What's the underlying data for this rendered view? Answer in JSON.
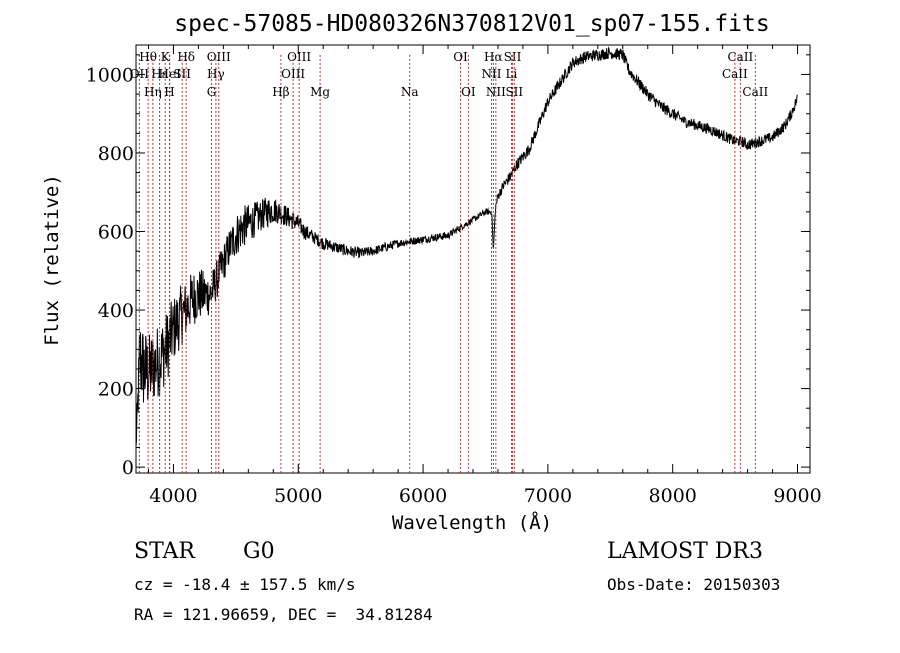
{
  "chart_data": {
    "type": "line",
    "title": "spec-57085-HD080326N370812V01_sp07-155.fits",
    "xlabel": "Wavelength (Å)",
    "ylabel": "Flux (relative)",
    "xlim": [
      3700,
      9100
    ],
    "ylim": [
      -15,
      1075
    ],
    "xticks": [
      4000,
      5000,
      6000,
      7000,
      8000,
      9000
    ],
    "yticks": [
      0,
      200,
      400,
      600,
      800,
      1000
    ],
    "grid": false,
    "series": [
      {
        "name": "flux",
        "x": [
          3700,
          3730,
          3760,
          3800,
          3850,
          3900,
          3950,
          4000,
          4050,
          4100,
          4150,
          4200,
          4250,
          4300,
          4350,
          4400,
          4450,
          4500,
          4550,
          4600,
          4650,
          4700,
          4750,
          4800,
          4850,
          4900,
          4950,
          5000,
          5050,
          5100,
          5150,
          5200,
          5300,
          5400,
          5500,
          5600,
          5700,
          5800,
          5900,
          6000,
          6100,
          6200,
          6300,
          6400,
          6500,
          6550,
          6563,
          6580,
          6600,
          6650,
          6700,
          6750,
          6800,
          6850,
          6900,
          6950,
          7000,
          7100,
          7200,
          7300,
          7400,
          7500,
          7600,
          7650,
          7700,
          7800,
          7900,
          8000,
          8100,
          8200,
          8300,
          8400,
          8500,
          8550,
          8600,
          8700,
          8800,
          8900,
          8950,
          9000
        ],
        "y": [
          50,
          280,
          250,
          240,
          260,
          280,
          310,
          350,
          380,
          400,
          430,
          440,
          440,
          440,
          480,
          520,
          560,
          590,
          610,
          620,
          630,
          640,
          650,
          655,
          650,
          640,
          630,
          620,
          600,
          590,
          580,
          570,
          560,
          550,
          545,
          550,
          560,
          570,
          575,
          580,
          585,
          590,
          610,
          630,
          650,
          650,
          550,
          660,
          690,
          720,
          740,
          770,
          790,
          810,
          850,
          890,
          930,
          980,
          1030,
          1045,
          1050,
          1055,
          1050,
          1010,
          990,
          950,
          920,
          900,
          880,
          870,
          860,
          845,
          830,
          830,
          820,
          830,
          840,
          870,
          900,
          940
        ],
        "noise": [
          10,
          120,
          110,
          100,
          95,
          95,
          90,
          85,
          80,
          75,
          70,
          70,
          60,
          55,
          50,
          50,
          50,
          55,
          55,
          50,
          45,
          40,
          40,
          35,
          30,
          28,
          25,
          22,
          20,
          18,
          16,
          16,
          15,
          15,
          14,
          12,
          12,
          10,
          10,
          10,
          10,
          10,
          8,
          8,
          8,
          8,
          0,
          10,
          12,
          14,
          15,
          15,
          15,
          15,
          15,
          15,
          15,
          15,
          15,
          15,
          15,
          15,
          15,
          15,
          15,
          15,
          15,
          15,
          14,
          14,
          14,
          14,
          14,
          14,
          14,
          14,
          14,
          14,
          14,
          14
        ]
      }
    ],
    "line_markers": [
      {
        "label": "Hθ",
        "x": 3797,
        "row": 0
      },
      {
        "label": "K",
        "x": 3934,
        "row": 0
      },
      {
        "label": "Hδ",
        "x": 4102,
        "row": 0
      },
      {
        "label": "OIII",
        "x": 4363,
        "row": 0
      },
      {
        "label": "OIII",
        "x": 5007,
        "row": 0
      },
      {
        "label": "OI",
        "x": 6300,
        "row": 0
      },
      {
        "label": "Hα",
        "x": 6563,
        "row": 0
      },
      {
        "label": "SII",
        "x": 6717,
        "row": 0
      },
      {
        "label": "CaII",
        "x": 8542,
        "row": 0
      },
      {
        "label": "OII",
        "x": 3727,
        "row": 1
      },
      {
        "label": "Hε",
        "x": 3889,
        "row": 1
      },
      {
        "label": "HeI",
        "x": 3970,
        "row": 1
      },
      {
        "label": "SII",
        "x": 4070,
        "row": 1
      },
      {
        "label": "Hγ",
        "x": 4340,
        "row": 1
      },
      {
        "label": "OIII",
        "x": 4959,
        "row": 1
      },
      {
        "label": "NII",
        "x": 6548,
        "row": 1
      },
      {
        "label": "Li",
        "x": 6708,
        "row": 1
      },
      {
        "label": "CaII",
        "x": 8498,
        "row": 1
      },
      {
        "label": "Hη",
        "x": 3835,
        "row": 2
      },
      {
        "label": "H",
        "x": 3968,
        "row": 2
      },
      {
        "label": "G",
        "x": 4305,
        "row": 2
      },
      {
        "label": "Hβ",
        "x": 4861,
        "row": 2
      },
      {
        "label": "Mg",
        "x": 5175,
        "row": 2
      },
      {
        "label": "Na",
        "x": 5893,
        "row": 2
      },
      {
        "label": "OI",
        "x": 6363,
        "row": 2
      },
      {
        "label": "NII",
        "x": 6583,
        "row": 2
      },
      {
        "label": "SII",
        "x": 6731,
        "row": 2
      },
      {
        "label": "CaII",
        "x": 8662,
        "row": 2
      }
    ]
  },
  "info": {
    "object_class": "STAR",
    "subclass": "G0",
    "survey": "LAMOST DR3",
    "cz": "cz = -18.4 ± 157.5 km/s",
    "obs_date": "Obs-Date: 20150303",
    "coords": "RA = 121.96659, DEC =  34.81284"
  }
}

------------------------------------

**TO DO**
Write the entries above out in full, exactly, with no images.

**CORRECT ANSWER**
What's the underlying data for this rendered view? Answer in JSON.
{
  "chart_data": {
    "type": "line",
    "title": "spec-57085-HD080326N370812V01_sp07-155.fits",
    "xlabel": "Wavelength (Å)",
    "ylabel": "Flux (relative)",
    "xlim": [
      3700,
      9100
    ],
    "ylim": [
      -15,
      1075
    ],
    "xticks": [
      4000,
      5000,
      6000,
      7000,
      8000,
      9000
    ],
    "yticks": [
      0,
      200,
      400,
      600,
      800,
      1000
    ],
    "grid": false,
    "series": [
      {
        "name": "flux",
        "x": [
          3700,
          3730,
          3760,
          3800,
          3850,
          3900,
          3950,
          4000,
          4050,
          4100,
          4150,
          4200,
          4250,
          4300,
          4350,
          4400,
          4450,
          4500,
          4550,
          4600,
          4650,
          4700,
          4750,
          4800,
          4850,
          4900,
          4950,
          5000,
          5050,
          5100,
          5150,
          5200,
          5300,
          5400,
          5500,
          5600,
          5700,
          5800,
          5900,
          6000,
          6100,
          6200,
          6300,
          6400,
          6500,
          6550,
          6563,
          6580,
          6600,
          6650,
          6700,
          6750,
          6800,
          6850,
          6900,
          6950,
          7000,
          7100,
          7200,
          7300,
          7400,
          7500,
          7600,
          7650,
          7700,
          7800,
          7900,
          8000,
          8100,
          8200,
          8300,
          8400,
          8500,
          8550,
          8600,
          8700,
          8800,
          8900,
          8950,
          9000
        ],
        "y": [
          50,
          280,
          250,
          240,
          260,
          280,
          310,
          350,
          380,
          400,
          430,
          440,
          440,
          440,
          480,
          520,
          560,
          590,
          610,
          620,
          630,
          640,
          650,
          655,
          650,
          640,
          630,
          620,
          600,
          590,
          580,
          570,
          560,
          550,
          545,
          550,
          560,
          570,
          575,
          580,
          585,
          590,
          610,
          630,
          650,
          650,
          550,
          660,
          690,
          720,
          740,
          770,
          790,
          810,
          850,
          890,
          930,
          980,
          1030,
          1045,
          1050,
          1055,
          1050,
          1010,
          990,
          950,
          920,
          900,
          880,
          870,
          860,
          845,
          830,
          830,
          820,
          830,
          840,
          870,
          900,
          940
        ],
        "noise": [
          10,
          120,
          110,
          100,
          95,
          95,
          90,
          85,
          80,
          75,
          70,
          70,
          60,
          55,
          50,
          50,
          50,
          55,
          55,
          50,
          45,
          40,
          40,
          35,
          30,
          28,
          25,
          22,
          20,
          18,
          16,
          16,
          15,
          15,
          14,
          12,
          12,
          10,
          10,
          10,
          10,
          10,
          8,
          8,
          8,
          8,
          0,
          10,
          12,
          14,
          15,
          15,
          15,
          15,
          15,
          15,
          15,
          15,
          15,
          15,
          15,
          15,
          15,
          15,
          15,
          15,
          15,
          15,
          14,
          14,
          14,
          14,
          14,
          14,
          14,
          14,
          14,
          14,
          14,
          14
        ]
      }
    ],
    "line_markers": [
      {
        "label": "Hθ",
        "x": 3797,
        "row": 0
      },
      {
        "label": "K",
        "x": 3934,
        "row": 0
      },
      {
        "label": "Hδ",
        "x": 4102,
        "row": 0
      },
      {
        "label": "OIII",
        "x": 4363,
        "row": 0
      },
      {
        "label": "OIII",
        "x": 5007,
        "row": 0
      },
      {
        "label": "OI",
        "x": 6300,
        "row": 0
      },
      {
        "label": "Hα",
        "x": 6563,
        "row": 0
      },
      {
        "label": "SII",
        "x": 6717,
        "row": 0
      },
      {
        "label": "CaII",
        "x": 8542,
        "row": 0
      },
      {
        "label": "OII",
        "x": 3727,
        "row": 1
      },
      {
        "label": "Hε",
        "x": 3889,
        "row": 1
      },
      {
        "label": "HeI",
        "x": 3970,
        "row": 1
      },
      {
        "label": "SII",
        "x": 4070,
        "row": 1
      },
      {
        "label": "Hγ",
        "x": 4340,
        "row": 1
      },
      {
        "label": "OIII",
        "x": 4959,
        "row": 1
      },
      {
        "label": "NII",
        "x": 6548,
        "row": 1
      },
      {
        "label": "Li",
        "x": 6708,
        "row": 1
      },
      {
        "label": "CaII",
        "x": 8498,
        "row": 1
      },
      {
        "label": "Hη",
        "x": 3835,
        "row": 2
      },
      {
        "label": "H",
        "x": 3968,
        "row": 2
      },
      {
        "label": "G",
        "x": 4305,
        "row": 2
      },
      {
        "label": "Hβ",
        "x": 4861,
        "row": 2
      },
      {
        "label": "Mg",
        "x": 5175,
        "row": 2
      },
      {
        "label": "Na",
        "x": 5893,
        "row": 2
      },
      {
        "label": "OI",
        "x": 6363,
        "row": 2
      },
      {
        "label": "NII",
        "x": 6583,
        "row": 2
      },
      {
        "label": "SII",
        "x": 6731,
        "row": 2
      },
      {
        "label": "CaII",
        "x": 8662,
        "row": 2
      }
    ]
  },
  "info": {
    "object_class": "STAR",
    "subclass": "G0",
    "survey": "LAMOST DR3",
    "cz": "cz = -18.4 ± 157.5 km/s",
    "obs_date": "Obs-Date: 20150303",
    "coords": "RA = 121.96659, DEC =  34.81284"
  }
}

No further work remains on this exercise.